▶ [AVAILABLE RECORDS]:
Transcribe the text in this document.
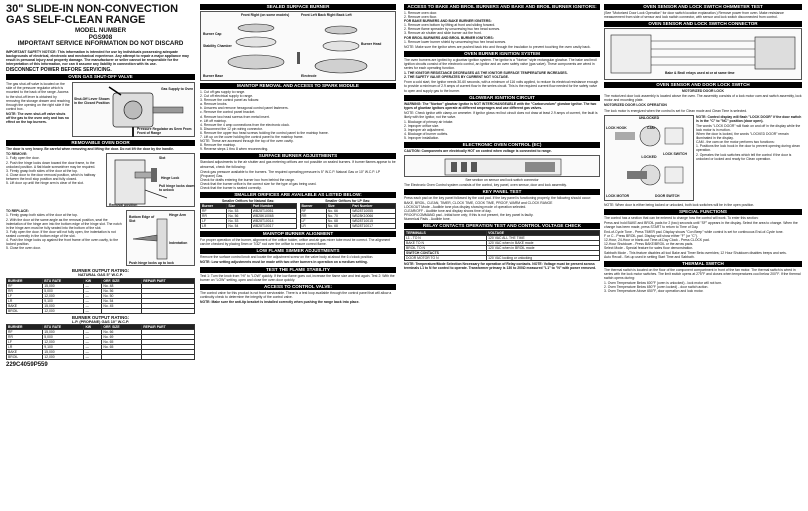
30" SLIDE-IN NON-CONVECTION GAS SELF-CLEAN RANGE
MODEL NUMBER
PGS908
IMPORTANT SERVICE INFORMATION DO NOT DISCARD
IMPORTANT SAFETY NOTICE: This information is intended for use by individuals possessing adequate backgrounds of electrical, electronic and mechanical experience. Any attempt to repair a major appliance may result in personal injury and property damage. The manufacturer or seller cannot be responsible for the interpretation of this information, nor can it assume any liability in connection with its use.
DISCONNECT POWER BEFORE SERVICING.
OVEN GAS SHUT-OFF VALVE
The gas shut-off valve is located on the side of the pressure regulator which is mounted to the back of the range. Access to the shut-off lever is obtained by removing the storage drawer and reaching through the opening on the right side if the control box.
NOTE: The oven shut-off valve shuts off the gas to the oven only and has no effect on the top burners.
Gas Supply to Oven
Shut-Off Lever Shown in the Closed Position
Pressure Regulator as Seen From Front of Range
REMOVABLE OVEN DOOR
The door is very heavy. Be careful when removing and lifting the door. Do not lift the door by the handle.
TO REMOVE:
1. Fully open the door.
2. Push the hinge locks down toward the door frame, to the unlocked position. A flat blade screwdriver may be required.
3. Firmly grasp both sides of the door at the top.
4. Close door to the door removal position, which is halfway between the broil stop position and fully closed.
5. Lift door up until the hinge arm is clear of the slot.
Slot
Hinge Lock
Pull hinge locks down to unlock
Removal position
TO REPLACE:
1. Firmly grasp both sides of the door at the top.
2. With the door at the same angle as the removal position, seat the indentation of the hinge arm into the bottom edge of the hinge slot. The notch in the hinge arm must be fully seated into the bottom of the slot.
3. Fully open the door. If the door will not fully open, the indentation is not seated correctly in the bottom edge of the slot.
4. Push the hinge locks up against the front frame of the oven cavity, to the locked position.
5. Close the oven door.
Hinge Arm
Bottom Edge of Slot
Indentation
Push hinge locks up to lock
BURNER OUTPUT RATING:
NATURAL GAS 5" W.C.P.
BURNER	BTU RATE	KW	ORF. SIZE	REPAIR PART
RF	15,000	—	No. 48	
RR	5,000	—	No. 56	
LF	12,000	—	No. 50	
LR	9,100	—	No. 54	
BAKE	15,000	—	No. 45	
BROIL	12,000	—		
BURNER OUTPUT RATING:
L.P. (PROPANE) GAS 10" W.C.P.
BURNER	BTU RATE	KW	ORF. SIZE	REPAIR PART
RF	15,000	—	No. 66	
RR	5,000	—	No. 69	
LF	12,000	—	No. 65	
LR	9,100	—	No. 65	
BAKE	15,000	—		
BROIL	12,000	—		
229C4059P559
SEALED SURFACE BURNER
Front Right (on some models)
Burner Cap
Stability Chamber
Burner Base
Front Left Back Right Back Left
Burner Head
Electrode
MAINTOP REMOVAL AND ACCESS TO SPARK MODULE
1. Cut off gas supply to range.
2. Cut off electrical supply to range.
3. Remove the control panel as follows:
a. Remove knobs.
b. Unscrew and remove hexagonal control panel fasteners.
c. Remove the control panel bracket.
d. Remove two head screws from metal insert.
e. Lift off maintop.
4. Remove the 4 amp connections from the electronic clock.
5. Disconnect the 12 pin wiring connector.
6. Remove the upper two head screws holding the control panel to the maintop frame.
7. Lift up on the cover holding the control panel to the maintop frame.
NOTE: These are accessed through the top of the oven cavity.
8. Remove the maintop.
9. Reverse steps 1 thru 8 when reconnecting.
SURFACE BURNER ADJUSTMENTS
Standard adjustments to the air shutter and gas metering orifices are not possible on sealed burners. If burner flames appear to be abnormal, check the following:
Check gas pressure available to the burners. The required operating pressure is 5" W.C.P. Natural Gas or 10" W.C.P. LP (Propane) Gas.
Check for drafts entering the burner box from behind the range.
Check that the burner orifice is the correct size for the type of gas being used.
Check that the burner is seated correctly.
SMALLER ORIFICES ARE AVAILABLE AS LISTED BELOW:
Smaller Orifices for Natural Gas:
Burner	Size	Part Number
RF	No. 53	WB28T10051
RR	No. 56	WB28K10065
LF	No. 53	WB28T10014
LR	No. 54	WB28T10017
Smaller Orifices for LP Gas:
Burner	Size	Part Number
RF	No. 66	WB28T10055
RR	No. 70	WB28K10066
LF	No. 68	WB28T10015
LR	No. 68	WB28T10017
MAINTOP BURNER ALIGNMENT
For proper operation of the burner, alignment of the orifice holder, orifice and air gas mixer tube must be correct. The alignment can be checked by placing 5mm or 7/32" rod over the orifice to ensure correct flame.
LOW FLAME SIMMER ADJUSTMENTS
Remove the surface control knob and locate the adjustment screw on the valve body at about the 6 o'clock position.
NOTE: Low setting adjustments must be made with two other burners in operation on a medium setting.
TEST THE FLAME STABILITY
Test 1: Turn the knob from "HI" to "LOW" quickly. If the low flame goes out, increase the flame size and test again. Test 2: With the burner on "LOW" setting, open and close the oven door quickly.
ACCESS TO CONTROL VALVE:
The control valve for this product is not front serviceable. There is a test loop available through the control panel that will allow a continuity check to determine the integrity of the control valve.
NOTE: Make sure the anti-tip bracket is installed correctly when pushing the range back into place.
ACCESS TO BAKE AND BROIL BURNERS AND BAKE AND BROIL BURNER IGNITORS:
1. Remove oven door.
2. Remove oven floor.
FOR BAKE BURNERS AND BAKE BURNER IGNITERS:
1. Remove oven bottom by lifting at front and sliding forward.
2. Remove flame spreader by unscrewing two hex head screws.
3. Remove air shutter and slide burner out the front.
FOR BROIL BURNERS AND BROIL BURNER IGNITORS:
1. Remove lower burner shield by unscrewing two hex head screws.
NOTE: Make sure the ignitor wires are pushed back into and through the insulation to prevent touching the oven cavity back.
OVEN BURNER IGNITION SYSTEM
The oven burners are ignited by a glowbar ignition system. The ignitor is a "Norton" style rectangular glowbar. The bake and broil ignition circuits consist of the electronic control, an ignitor and an oven safety valve (gas valve). These components are wired in series for each operating function.
1. THE IGNITOR RESISTANCE DECREASES AS THE IGNITOR SURFACE TEMPERATURE INCREASES.
2. THE SAFETY VALVE OPERATES BY CURRENT NOT VOLTAGE.
From a cold start, the ignitor needs 30-60 seconds, with a minimum of 116 volts applied, to reduce its electrical resistance enough to provide a minimum of 2.9 amps of current flow in the series circuit. This is the required current flow needed for the safety valve to open and supply gas to the burner.
GLOWBAR IGNITION CIRCUIT
WARNING: The "Norton" glowbar ignitor is NOT INTERCHANGEABLE with the "Carborundum" glowbar ignitor. The two types of glowbar ignitors operate at different amperages and use different gas valves.
NOTE: Check ignitor with clamp-on ammeter. If ignitor glows red but circuit does not draw at least 2.9 amps of current, the fault is likely with the ignitor, not the valve.
1. Blockage of primary air intake.
2. Improper orifice size.
3. Improper air adjustment.
4. Blockage of burner outlets.
5. Improper installation.
ELECTRONIC OVEN CONTROL (EC)
CAUTION: Components are electrically HOT on control when voltage is connected to range.
See section on sensor and lock switch connector
The Electronic Oven Control system consists of the control, key panel, oven sensor, door and lock assembly.
KEY PANEL TEST
Press each pad on the key panel followed by the cool pad. If the key panel is functioning properly, the following should occur:
BAKE, BROIL, CLEAN, TIMER, CLOCK TIME, COOK TIME, PROOF, WARM and CLOCK RANGE
LOCKOUT Mode - Audible tone plus display showing mode of operation selected.
CLEAR/OFF - Audible tone and display shows time of day.
PROOF/COMMAND pad - Initial tone only; if this is not present, the key panel is faulty.
Numerical Pads - Audible tone.
RELAY CONTACTS OPERATION TEST AND CONTROL VOLTAGE CHECK
TERMINALS	VOLTAGE
L1 - TO N	120 VAC ALL THE TIME
BAKE TO N	120 VAC when in BAKE mode
BROIL TO N	120 VAC when in BROIL mode
SWITCH CONTACTS	
DOOR MOTOR TO N	120 VAC locking or unlocking
NOTE: Temperature/Mode Selection Necessary for operation of Relay contacts. NOTE: Voltage must be present across terminals L1 to N for control to operate. Transformer primary is 130 to 200Ω measured "L1" to "N" with power removed.
OVEN SENSOR AND LOCK SWITCH OHMMETER TEST
(See "Motorized Door Lock Operation" for door switch location explanation.) Remove power from oven. Make resistance measurement from side of sensor and lock switch connector, with sensor and lock switch disconnected from control.
OVEN SENSOR AND LOCK SWITCH CONNECTOR
Bake & Broil relays used at or at same time
OVEN SENSOR AND DOOR LOCK SWITCH
MOTORIZED DOOR LOCK
The motorized door lock assembly is located above the oven. The assembly consists of a lock motor cam and switch assembly, lock motor and mounting plate.
MOTORIZED DOOR LOCK OPERATION
The lock motor is energized when the control is set for Clean mode and Clean Time is selected.
UNLOCKED
LOCKED
LOCK HOOK
LOCK SWITCH
CAM
LOCK MOTOR	DOOR SWITCH
NOTE: Control display will flash "LOCK DOOR" if the door switch is in the "C" to "NC" position (door open).
The words "LOCK DOOR" will flash on and off in the display while the lock motor is in motion.
When the door is locked, the words "LOCKED DOOR" remain illuminated in the display.
CAM - the cam on the motor performs two functions:
1. Positions the lock hook in the door to prevent opening during clean operation.
2. Operates the lock switches which tell the control if the door is unlocked or locked and ready for Clean operation.
NOTE: When door is either being locked or unlocked, both lock switches will be in the open position.
SPECIAL FUNCTIONS
The control has a section that can be entered to change how the control will work. To enter this section:
Press and hold BAKE and BROIL pads for 2 (two) seconds until "SF" appears in the display. Select the area to change. When the change has been made, press START to return to Time of Day.
End-of-Cycle Tone - Press TIMER pad. Display shows "Con Beep" while control is set for continuous End-of-Cycle tone.
F or C - Press BROIL pad. Display will show either "F" (or "C").
12-Hour, 24-Hour or blank-out Time-of-Day Clock - Press CLOCK pad.
12-Hour Shutdown - Press BAKE/BROIL or the arrow pads.
Select Mode - Special feature for sales floor demonstration.
Sabbath Mode - This feature disables all tool Bake and Timer Beta overrides; 12 Hour Shutdown disables beeps and sets.
Auto Recall - Set-up used in setting Start Time and Sabbath.
THERMAL SWITCH
The thermal switch is located on the floor of the component compartment in front of the fan motor. The thermal switch is wired in series with the lock motor switches. The limit switch opens at 275°F and closes when temperatures cool below 200°F. If the thermal switch opens during:
1. Oven Temperature Below 600°F (oven is unlocked) - lock motor will not turn.
2. Oven Temperature Below 650°F (oven locked) - door switch action.
3. Oven Temperature Above 650°F, door operation and lock motor.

▶ [YOUR TASK]:
State how many lines of the records hold the string "will", and nothing else.

▶ [EXPECTED ANSWER]:
8